====== RECORDS SUPPLIED

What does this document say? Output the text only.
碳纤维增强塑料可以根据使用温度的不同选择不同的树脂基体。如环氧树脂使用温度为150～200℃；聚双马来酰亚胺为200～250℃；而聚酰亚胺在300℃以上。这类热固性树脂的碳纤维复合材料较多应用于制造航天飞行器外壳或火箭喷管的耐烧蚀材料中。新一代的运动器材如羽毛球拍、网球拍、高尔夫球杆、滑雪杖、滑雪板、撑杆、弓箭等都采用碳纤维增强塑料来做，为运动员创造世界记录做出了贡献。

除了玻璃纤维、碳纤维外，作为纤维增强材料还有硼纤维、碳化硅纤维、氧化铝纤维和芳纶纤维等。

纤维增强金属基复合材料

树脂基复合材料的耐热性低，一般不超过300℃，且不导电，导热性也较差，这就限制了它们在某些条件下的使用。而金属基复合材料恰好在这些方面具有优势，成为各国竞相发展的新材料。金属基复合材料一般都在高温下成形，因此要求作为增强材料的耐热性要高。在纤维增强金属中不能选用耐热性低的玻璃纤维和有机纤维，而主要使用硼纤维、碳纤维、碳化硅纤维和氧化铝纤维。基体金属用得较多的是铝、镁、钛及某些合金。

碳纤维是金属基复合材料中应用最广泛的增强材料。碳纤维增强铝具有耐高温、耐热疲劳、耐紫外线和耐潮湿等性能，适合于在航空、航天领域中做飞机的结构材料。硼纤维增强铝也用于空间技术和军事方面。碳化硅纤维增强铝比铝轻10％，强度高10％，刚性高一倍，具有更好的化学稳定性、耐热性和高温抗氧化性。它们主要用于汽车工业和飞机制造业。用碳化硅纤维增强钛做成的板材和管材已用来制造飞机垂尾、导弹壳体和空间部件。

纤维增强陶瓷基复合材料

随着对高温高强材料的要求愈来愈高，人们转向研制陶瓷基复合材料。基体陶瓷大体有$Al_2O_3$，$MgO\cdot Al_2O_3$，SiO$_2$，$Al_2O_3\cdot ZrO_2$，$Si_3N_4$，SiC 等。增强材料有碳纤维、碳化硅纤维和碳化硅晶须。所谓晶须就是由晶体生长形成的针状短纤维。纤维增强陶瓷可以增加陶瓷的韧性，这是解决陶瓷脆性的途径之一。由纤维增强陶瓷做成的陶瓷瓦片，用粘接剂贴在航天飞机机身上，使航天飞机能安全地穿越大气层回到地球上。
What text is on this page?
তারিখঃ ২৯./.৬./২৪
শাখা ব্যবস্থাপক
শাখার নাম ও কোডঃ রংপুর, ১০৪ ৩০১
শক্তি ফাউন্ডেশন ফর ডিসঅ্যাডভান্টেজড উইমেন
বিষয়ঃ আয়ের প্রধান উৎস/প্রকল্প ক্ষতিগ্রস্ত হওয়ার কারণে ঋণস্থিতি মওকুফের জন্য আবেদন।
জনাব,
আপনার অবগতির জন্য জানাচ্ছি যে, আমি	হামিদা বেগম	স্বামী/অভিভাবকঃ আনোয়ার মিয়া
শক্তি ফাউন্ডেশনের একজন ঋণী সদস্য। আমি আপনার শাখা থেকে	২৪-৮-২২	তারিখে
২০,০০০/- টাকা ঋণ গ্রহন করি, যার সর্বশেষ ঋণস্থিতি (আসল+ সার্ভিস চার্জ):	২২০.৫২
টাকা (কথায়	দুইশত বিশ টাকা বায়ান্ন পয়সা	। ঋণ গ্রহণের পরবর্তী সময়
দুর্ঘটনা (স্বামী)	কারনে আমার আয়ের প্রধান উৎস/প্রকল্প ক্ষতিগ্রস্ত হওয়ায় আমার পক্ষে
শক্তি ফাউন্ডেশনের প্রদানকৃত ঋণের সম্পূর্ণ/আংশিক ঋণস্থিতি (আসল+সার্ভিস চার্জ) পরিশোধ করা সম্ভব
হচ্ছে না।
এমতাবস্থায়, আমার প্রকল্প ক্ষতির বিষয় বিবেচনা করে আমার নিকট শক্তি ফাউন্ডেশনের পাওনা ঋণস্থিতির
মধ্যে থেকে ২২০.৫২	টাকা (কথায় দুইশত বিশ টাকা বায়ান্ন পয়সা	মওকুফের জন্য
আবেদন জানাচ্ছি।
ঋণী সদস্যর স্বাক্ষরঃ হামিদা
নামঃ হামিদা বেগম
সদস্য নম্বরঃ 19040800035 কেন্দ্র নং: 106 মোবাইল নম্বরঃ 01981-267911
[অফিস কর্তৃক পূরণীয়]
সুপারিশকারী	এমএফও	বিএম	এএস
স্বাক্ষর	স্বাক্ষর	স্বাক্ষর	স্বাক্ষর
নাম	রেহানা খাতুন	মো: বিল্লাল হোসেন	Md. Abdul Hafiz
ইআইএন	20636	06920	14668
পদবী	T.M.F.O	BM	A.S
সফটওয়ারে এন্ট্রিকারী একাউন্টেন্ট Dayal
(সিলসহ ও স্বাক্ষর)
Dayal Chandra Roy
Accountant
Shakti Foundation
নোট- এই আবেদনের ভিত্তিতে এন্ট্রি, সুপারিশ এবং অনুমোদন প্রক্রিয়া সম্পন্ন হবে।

============

WHAT THE EXERCISE ASKS:
List all lines above in which the string "this" appears.

WRITTEN SOLUTION:
What does this document say? Output the text only.
What text is on this page?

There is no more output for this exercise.